Goal of the exercise -
Pull each line holding the word "Networks" from the data.

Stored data

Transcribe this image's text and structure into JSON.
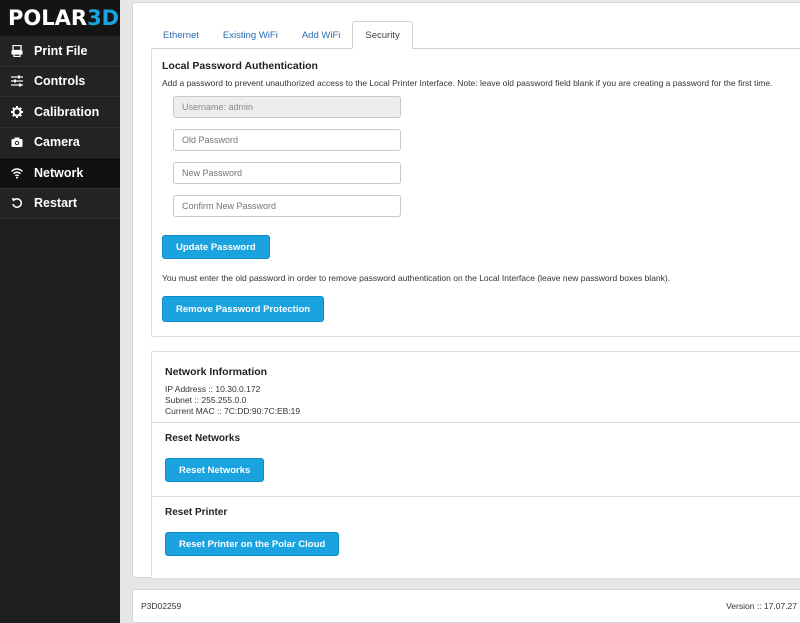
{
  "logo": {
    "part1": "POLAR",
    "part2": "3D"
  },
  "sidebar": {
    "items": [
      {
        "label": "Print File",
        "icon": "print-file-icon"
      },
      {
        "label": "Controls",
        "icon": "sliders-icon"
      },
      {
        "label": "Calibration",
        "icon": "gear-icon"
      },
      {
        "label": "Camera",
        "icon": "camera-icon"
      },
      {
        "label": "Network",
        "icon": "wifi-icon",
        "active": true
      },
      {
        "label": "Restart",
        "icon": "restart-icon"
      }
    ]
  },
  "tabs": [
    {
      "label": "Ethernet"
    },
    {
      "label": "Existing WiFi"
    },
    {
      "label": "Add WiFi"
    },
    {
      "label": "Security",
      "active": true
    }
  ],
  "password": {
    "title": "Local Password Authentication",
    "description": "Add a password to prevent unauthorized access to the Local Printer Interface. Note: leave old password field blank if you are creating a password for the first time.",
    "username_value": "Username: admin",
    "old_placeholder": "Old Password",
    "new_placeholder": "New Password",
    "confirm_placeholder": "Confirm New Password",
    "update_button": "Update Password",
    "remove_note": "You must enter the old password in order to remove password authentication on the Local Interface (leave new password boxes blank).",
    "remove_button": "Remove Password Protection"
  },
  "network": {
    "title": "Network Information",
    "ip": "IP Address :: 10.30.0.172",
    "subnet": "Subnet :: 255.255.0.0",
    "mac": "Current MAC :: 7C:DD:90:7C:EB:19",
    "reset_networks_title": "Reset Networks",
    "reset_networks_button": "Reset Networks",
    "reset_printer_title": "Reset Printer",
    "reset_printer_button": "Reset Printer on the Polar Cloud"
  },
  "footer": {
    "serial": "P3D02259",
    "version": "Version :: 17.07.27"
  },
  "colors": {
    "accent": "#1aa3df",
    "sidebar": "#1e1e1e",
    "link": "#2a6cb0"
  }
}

Response to the task -
    "reset_networks_title": "Reset Networks",
    "reset_networks_button": "Reset Networks",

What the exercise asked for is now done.